Dataset records on visual material
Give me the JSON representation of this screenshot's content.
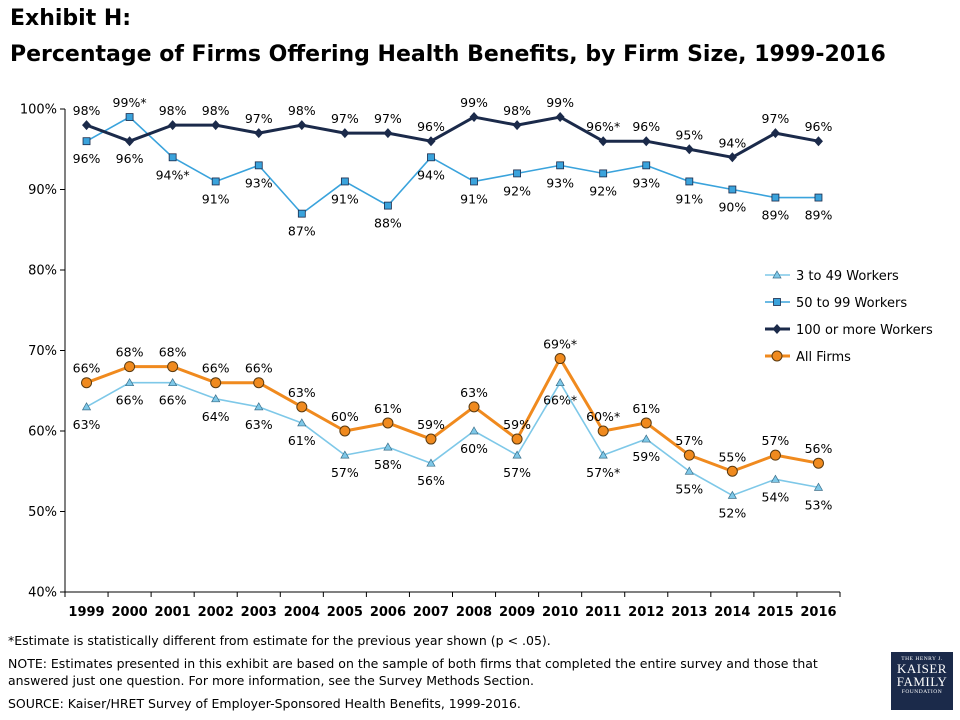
{
  "title_line1": "Exhibit H:",
  "title_line2": "Percentage of Firms Offering Health Benefits, by Firm Size, 1999-2016",
  "chart_data": {
    "type": "line",
    "x": [
      1999,
      2000,
      2001,
      2002,
      2003,
      2004,
      2005,
      2006,
      2007,
      2008,
      2009,
      2010,
      2011,
      2012,
      2013,
      2014,
      2015,
      2016
    ],
    "ylim": [
      40,
      100
    ],
    "yticks": [
      "40%",
      "50%",
      "60%",
      "70%",
      "80%",
      "90%",
      "100%"
    ],
    "grid": false,
    "legend_position": "right",
    "series": [
      {
        "name": "3 to 49 Workers",
        "color": "#7ec8e8",
        "marker": "triangle",
        "values": [
          63,
          66,
          66,
          64,
          63,
          61,
          57,
          58,
          56,
          60,
          57,
          66,
          57,
          59,
          55,
          52,
          54,
          53
        ],
        "labels": [
          "63%",
          "66%",
          "66%",
          "64%",
          "63%",
          "61%",
          "57%",
          "58%",
          "56%",
          "60%",
          "57%",
          "66%*",
          "57%*",
          "59%",
          "55%",
          "52%",
          "54%",
          "53%"
        ]
      },
      {
        "name": "50 to 99 Workers",
        "color": "#3aa3dc",
        "marker": "square",
        "values": [
          96,
          99,
          94,
          91,
          93,
          87,
          91,
          88,
          94,
          91,
          92,
          93,
          92,
          93,
          91,
          90,
          89,
          89
        ],
        "labels": [
          "96%",
          "99%*",
          "94%*",
          "91%",
          "93%",
          "87%",
          "91%",
          "88%",
          "94%",
          "91%",
          "92%",
          "93%",
          "92%",
          "93%",
          "91%",
          "90%",
          "89%",
          "89%"
        ]
      },
      {
        "name": "100 or more Workers",
        "color": "#1b2a4a",
        "marker": "diamond",
        "values": [
          98,
          96,
          98,
          98,
          97,
          98,
          97,
          97,
          96,
          99,
          98,
          99,
          96,
          96,
          95,
          94,
          97,
          96
        ],
        "labels": [
          "98%",
          "96%",
          "98%",
          "98%",
          "97%",
          "98%",
          "97%",
          "97%",
          "96%",
          "99%",
          "98%",
          "99%",
          "96%*",
          "96%",
          "95%",
          "94%",
          "97%",
          "96%"
        ]
      },
      {
        "name": "All Firms",
        "color": "#f08a1e",
        "marker": "circle",
        "values": [
          66,
          68,
          68,
          66,
          66,
          63,
          60,
          61,
          59,
          63,
          59,
          69,
          60,
          61,
          57,
          55,
          57,
          56
        ],
        "labels": [
          "66%",
          "68%",
          "68%",
          "66%",
          "66%",
          "63%",
          "60%",
          "61%",
          "59%",
          "63%",
          "59%",
          "69%*",
          "60%*",
          "61%",
          "57%",
          "55%",
          "57%",
          "56%"
        ]
      }
    ]
  },
  "footnotes": {
    "significance": "*Estimate is statistically different from estimate for the previous year shown (p < .05).",
    "note": "NOTE: Estimates presented in this exhibit are based on the sample of both firms that completed the entire survey and those that answered just one question. For more information, see the Survey Methods Section.",
    "source": "SOURCE:  Kaiser/HRET Survey of Employer-Sponsored Health Benefits, 1999-2016."
  },
  "logo": {
    "line1": "THE HENRY J.",
    "line2": "KAISER",
    "line3": "FAMILY",
    "line4": "FOUNDATION"
  }
}
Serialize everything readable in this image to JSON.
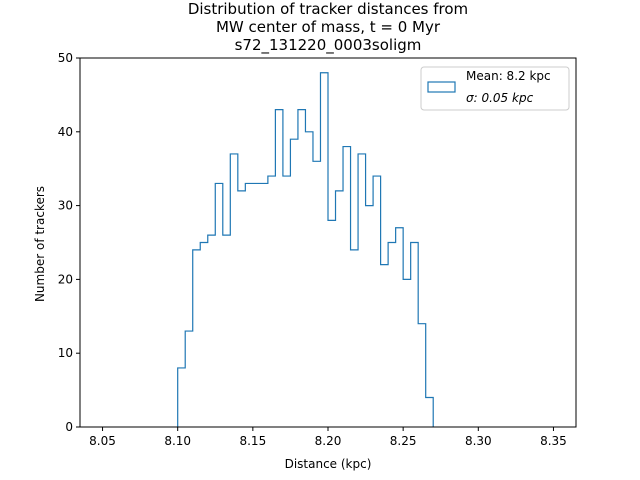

• **PROMPT**: Print all entries exactly. The images do not belong in the copy.

• **COMPLETED TASK**:
Give me the JSON representation of this screenshot's content.
{
  "title_line1": "Exhibit H:",
  "title_line2": "Percentage of Firms Offering Health Benefits, by Firm Size, 1999-2016",
  "chart_data": {
    "type": "line",
    "x": [
      1999,
      2000,
      2001,
      2002,
      2003,
      2004,
      2005,
      2006,
      2007,
      2008,
      2009,
      2010,
      2011,
      2012,
      2013,
      2014,
      2015,
      2016
    ],
    "ylim": [
      40,
      100
    ],
    "yticks": [
      "40%",
      "50%",
      "60%",
      "70%",
      "80%",
      "90%",
      "100%"
    ],
    "grid": false,
    "legend_position": "right",
    "series": [
      {
        "name": "3 to 49 Workers",
        "color": "#7ec8e8",
        "marker": "triangle",
        "values": [
          63,
          66,
          66,
          64,
          63,
          61,
          57,
          58,
          56,
          60,
          57,
          66,
          57,
          59,
          55,
          52,
          54,
          53
        ],
        "labels": [
          "63%",
          "66%",
          "66%",
          "64%",
          "63%",
          "61%",
          "57%",
          "58%",
          "56%",
          "60%",
          "57%",
          "66%*",
          "57%*",
          "59%",
          "55%",
          "52%",
          "54%",
          "53%"
        ]
      },
      {
        "name": "50 to 99 Workers",
        "color": "#3aa3dc",
        "marker": "square",
        "values": [
          96,
          99,
          94,
          91,
          93,
          87,
          91,
          88,
          94,
          91,
          92,
          93,
          92,
          93,
          91,
          90,
          89,
          89
        ],
        "labels": [
          "96%",
          "99%*",
          "94%*",
          "91%",
          "93%",
          "87%",
          "91%",
          "88%",
          "94%",
          "91%",
          "92%",
          "93%",
          "92%",
          "93%",
          "91%",
          "90%",
          "89%",
          "89%"
        ]
      },
      {
        "name": "100 or more Workers",
        "color": "#1b2a4a",
        "marker": "diamond",
        "values": [
          98,
          96,
          98,
          98,
          97,
          98,
          97,
          97,
          96,
          99,
          98,
          99,
          96,
          96,
          95,
          94,
          97,
          96
        ],
        "labels": [
          "98%",
          "96%",
          "98%",
          "98%",
          "97%",
          "98%",
          "97%",
          "97%",
          "96%",
          "99%",
          "98%",
          "99%",
          "96%*",
          "96%",
          "95%",
          "94%",
          "97%",
          "96%"
        ]
      },
      {
        "name": "All Firms",
        "color": "#f08a1e",
        "marker": "circle",
        "values": [
          66,
          68,
          68,
          66,
          66,
          63,
          60,
          61,
          59,
          63,
          59,
          69,
          60,
          61,
          57,
          55,
          57,
          56
        ],
        "labels": [
          "66%",
          "68%",
          "68%",
          "66%",
          "66%",
          "63%",
          "60%",
          "61%",
          "59%",
          "63%",
          "59%",
          "69%*",
          "60%*",
          "61%",
          "57%",
          "55%",
          "57%",
          "56%"
        ]
      }
    ]
  },
  "footnotes": {
    "significance": "*Estimate is statistically different from estimate for the previous year shown (p < .05).",
    "note": "NOTE: Estimates presented in this exhibit are based on the sample of both firms that completed the entire survey and those that answered just one question. For more information, see the Survey Methods Section.",
    "source": "SOURCE:  Kaiser/HRET Survey of Employer-Sponsored Health Benefits, 1999-2016."
  },
  "logo": {
    "line1": "THE HENRY J.",
    "line2": "KAISER",
    "line3": "FAMILY",
    "line4": "FOUNDATION"
  }
}
Serialize everything readable in this image to JSON.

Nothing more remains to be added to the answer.